-------- EXCERPT TO READ --------

Welcome email subject: hardcoded, not templated

  • Chose: "Your Kendo workspace is ready" literal.
  • Rejected: "Your {appName} workspace is ready" (templated); "{InviterName} set up your Kendo workspace" (human angle).
  • Why: No templating means no inviter/appName dependencies (aligned with the constructor decision above). The institutional voice matches how the recipient actually meets the brand.
  • Source: KD-0576

Tenant-bound queued mailables: leverage TenantAwareQueue, don't refactor to primitives

  • Chose: Wrap the dispatch in switchTo($tenant)/reset() inside CreateTenantAction; let TenantAwareQueue inject tenantId correctly.
  • Rejected: Mirror KD-0563 D2 by replacing User $user on WelcomeUser with string $email, string $firstName.
  • Why: Whack-a-mole — every future queued mailable typing a tenant model would hit the same trap. The codebase already owns TenantAwareQueue (a primitive built specifically so jobs can carry tenant-bound models safely); the bug is CreateTenantAction violating its dispatch-time invariant, not the typing.

-------- DATASET ENTRIES --------

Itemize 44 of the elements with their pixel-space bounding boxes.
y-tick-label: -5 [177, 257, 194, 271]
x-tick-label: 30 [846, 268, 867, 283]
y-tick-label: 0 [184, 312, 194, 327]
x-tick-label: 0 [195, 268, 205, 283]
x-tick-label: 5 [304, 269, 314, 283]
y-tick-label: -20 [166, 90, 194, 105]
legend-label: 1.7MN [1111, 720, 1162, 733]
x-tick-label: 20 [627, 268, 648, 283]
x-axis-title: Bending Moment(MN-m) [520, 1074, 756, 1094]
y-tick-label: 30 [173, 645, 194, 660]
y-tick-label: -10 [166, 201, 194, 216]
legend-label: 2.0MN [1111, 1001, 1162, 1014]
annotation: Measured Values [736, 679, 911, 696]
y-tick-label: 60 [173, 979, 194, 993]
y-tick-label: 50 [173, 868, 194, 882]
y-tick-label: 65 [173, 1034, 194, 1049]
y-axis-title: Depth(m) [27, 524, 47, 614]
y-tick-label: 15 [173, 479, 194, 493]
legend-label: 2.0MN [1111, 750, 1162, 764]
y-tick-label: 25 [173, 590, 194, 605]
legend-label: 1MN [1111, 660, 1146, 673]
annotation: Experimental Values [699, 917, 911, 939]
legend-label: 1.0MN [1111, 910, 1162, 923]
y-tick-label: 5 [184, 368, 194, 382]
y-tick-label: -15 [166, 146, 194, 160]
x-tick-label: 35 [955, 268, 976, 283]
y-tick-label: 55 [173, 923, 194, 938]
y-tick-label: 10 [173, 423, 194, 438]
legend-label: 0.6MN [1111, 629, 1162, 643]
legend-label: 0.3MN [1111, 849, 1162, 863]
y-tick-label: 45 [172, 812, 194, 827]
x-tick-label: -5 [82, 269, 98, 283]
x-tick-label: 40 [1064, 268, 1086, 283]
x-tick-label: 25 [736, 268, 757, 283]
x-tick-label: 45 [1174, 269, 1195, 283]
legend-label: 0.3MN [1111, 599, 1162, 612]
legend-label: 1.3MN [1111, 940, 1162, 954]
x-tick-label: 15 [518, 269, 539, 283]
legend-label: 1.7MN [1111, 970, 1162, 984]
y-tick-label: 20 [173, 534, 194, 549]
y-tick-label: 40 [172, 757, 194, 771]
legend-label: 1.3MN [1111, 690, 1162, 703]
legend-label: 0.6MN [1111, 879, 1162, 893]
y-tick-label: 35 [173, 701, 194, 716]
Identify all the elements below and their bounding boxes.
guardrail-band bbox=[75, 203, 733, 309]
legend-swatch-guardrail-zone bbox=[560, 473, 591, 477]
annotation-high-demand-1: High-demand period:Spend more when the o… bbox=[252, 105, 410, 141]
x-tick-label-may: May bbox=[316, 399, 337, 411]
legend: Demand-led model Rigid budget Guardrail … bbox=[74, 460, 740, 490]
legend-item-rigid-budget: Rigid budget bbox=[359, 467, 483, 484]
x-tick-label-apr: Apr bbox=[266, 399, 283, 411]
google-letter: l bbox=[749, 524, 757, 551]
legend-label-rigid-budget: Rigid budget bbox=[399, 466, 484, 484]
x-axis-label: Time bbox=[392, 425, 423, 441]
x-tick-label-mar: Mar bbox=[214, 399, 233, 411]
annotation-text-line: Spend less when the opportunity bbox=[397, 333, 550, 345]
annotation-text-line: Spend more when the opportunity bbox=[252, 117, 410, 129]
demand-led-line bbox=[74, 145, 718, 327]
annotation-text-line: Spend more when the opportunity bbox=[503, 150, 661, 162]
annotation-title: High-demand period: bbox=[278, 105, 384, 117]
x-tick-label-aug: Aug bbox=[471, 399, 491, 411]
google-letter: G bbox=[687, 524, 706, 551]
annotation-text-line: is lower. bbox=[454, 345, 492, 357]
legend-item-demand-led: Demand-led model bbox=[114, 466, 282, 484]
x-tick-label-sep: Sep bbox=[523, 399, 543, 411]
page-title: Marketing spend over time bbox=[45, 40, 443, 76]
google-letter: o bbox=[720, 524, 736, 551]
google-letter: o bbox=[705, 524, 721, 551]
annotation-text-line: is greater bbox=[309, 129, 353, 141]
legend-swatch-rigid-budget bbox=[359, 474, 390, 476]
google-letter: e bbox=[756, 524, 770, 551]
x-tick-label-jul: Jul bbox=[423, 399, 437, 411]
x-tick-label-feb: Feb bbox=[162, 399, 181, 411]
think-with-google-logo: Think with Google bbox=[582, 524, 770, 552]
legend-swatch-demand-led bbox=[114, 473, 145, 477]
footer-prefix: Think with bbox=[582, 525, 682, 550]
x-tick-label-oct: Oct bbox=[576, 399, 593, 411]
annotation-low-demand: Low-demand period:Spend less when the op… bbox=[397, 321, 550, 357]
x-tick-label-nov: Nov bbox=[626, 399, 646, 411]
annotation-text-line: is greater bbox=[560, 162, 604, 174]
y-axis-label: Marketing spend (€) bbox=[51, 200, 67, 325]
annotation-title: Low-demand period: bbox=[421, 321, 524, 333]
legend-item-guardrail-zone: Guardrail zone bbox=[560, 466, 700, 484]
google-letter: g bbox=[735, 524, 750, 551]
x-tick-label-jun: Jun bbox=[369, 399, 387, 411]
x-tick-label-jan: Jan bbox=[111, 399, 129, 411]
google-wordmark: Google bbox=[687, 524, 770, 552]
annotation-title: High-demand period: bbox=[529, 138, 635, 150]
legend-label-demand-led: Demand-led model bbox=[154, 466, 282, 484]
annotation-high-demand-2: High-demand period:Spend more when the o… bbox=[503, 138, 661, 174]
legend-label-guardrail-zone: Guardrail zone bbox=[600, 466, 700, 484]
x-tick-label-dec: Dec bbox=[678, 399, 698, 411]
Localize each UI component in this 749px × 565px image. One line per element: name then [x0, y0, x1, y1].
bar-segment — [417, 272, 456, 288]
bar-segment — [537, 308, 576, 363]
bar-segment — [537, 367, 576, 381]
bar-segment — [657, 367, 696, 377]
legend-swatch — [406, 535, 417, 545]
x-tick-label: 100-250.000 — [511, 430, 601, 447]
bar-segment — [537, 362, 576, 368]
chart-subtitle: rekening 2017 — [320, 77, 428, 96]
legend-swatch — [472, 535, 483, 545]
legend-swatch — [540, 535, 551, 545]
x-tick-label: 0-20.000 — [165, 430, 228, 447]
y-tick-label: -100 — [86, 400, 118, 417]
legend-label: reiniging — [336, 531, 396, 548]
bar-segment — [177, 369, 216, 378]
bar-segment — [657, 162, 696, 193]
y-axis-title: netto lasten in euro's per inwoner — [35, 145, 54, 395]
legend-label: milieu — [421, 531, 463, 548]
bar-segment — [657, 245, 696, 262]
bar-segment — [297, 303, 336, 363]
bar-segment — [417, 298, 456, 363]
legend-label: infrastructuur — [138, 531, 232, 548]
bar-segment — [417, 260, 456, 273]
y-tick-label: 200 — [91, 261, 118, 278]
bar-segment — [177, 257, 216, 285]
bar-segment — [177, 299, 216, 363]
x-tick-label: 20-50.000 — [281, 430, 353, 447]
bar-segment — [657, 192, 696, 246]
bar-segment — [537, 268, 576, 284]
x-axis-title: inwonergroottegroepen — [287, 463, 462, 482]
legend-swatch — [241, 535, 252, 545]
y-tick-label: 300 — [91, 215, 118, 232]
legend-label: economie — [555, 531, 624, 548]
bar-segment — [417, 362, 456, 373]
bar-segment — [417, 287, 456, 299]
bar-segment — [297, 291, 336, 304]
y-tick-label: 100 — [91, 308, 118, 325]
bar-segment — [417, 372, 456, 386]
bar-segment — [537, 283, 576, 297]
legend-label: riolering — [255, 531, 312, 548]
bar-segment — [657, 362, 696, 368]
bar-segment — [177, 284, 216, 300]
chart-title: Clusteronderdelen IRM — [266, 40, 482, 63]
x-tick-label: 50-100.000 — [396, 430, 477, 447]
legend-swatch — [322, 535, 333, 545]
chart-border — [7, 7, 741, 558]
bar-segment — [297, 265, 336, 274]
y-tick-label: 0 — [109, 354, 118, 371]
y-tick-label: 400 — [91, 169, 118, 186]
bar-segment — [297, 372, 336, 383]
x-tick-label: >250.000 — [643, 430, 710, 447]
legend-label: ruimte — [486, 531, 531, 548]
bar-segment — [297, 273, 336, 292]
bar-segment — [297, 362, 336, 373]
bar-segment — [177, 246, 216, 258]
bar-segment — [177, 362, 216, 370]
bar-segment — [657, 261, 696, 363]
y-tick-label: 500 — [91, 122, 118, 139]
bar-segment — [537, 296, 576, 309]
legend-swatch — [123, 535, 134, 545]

--------

__EXERCISE PROMPT__. Output the part of the decision notes that starts at "Tenant-bound queued mailables: leverage" and ends after "not the typing.", copied word for word. The material above is separate from the decision notes.

__WRITTEN RESPONSE__.
Tenant-bound queued mailables: leverage TenantAwareQueue, don't refactor to primitives

  • Chose: Wrap the dispatch in switchTo($tenant)/reset() inside CreateTenantAction; let TenantAwareQueue inject tenantId correctly.
  • Rejected: Mirror KD-0563 D2 by replacing User $user on WelcomeUser with string $email, string $firstName.
  • Why: Whack-a-mole — every future queued mailable typing a tenant model would hit the same trap. The codebase already owns TenantAwareQueue (a primitive built specifically so jobs can carry tenant-bound models safely); the bug is CreateTenantAction violating its dispatch-time invariant, not the typing.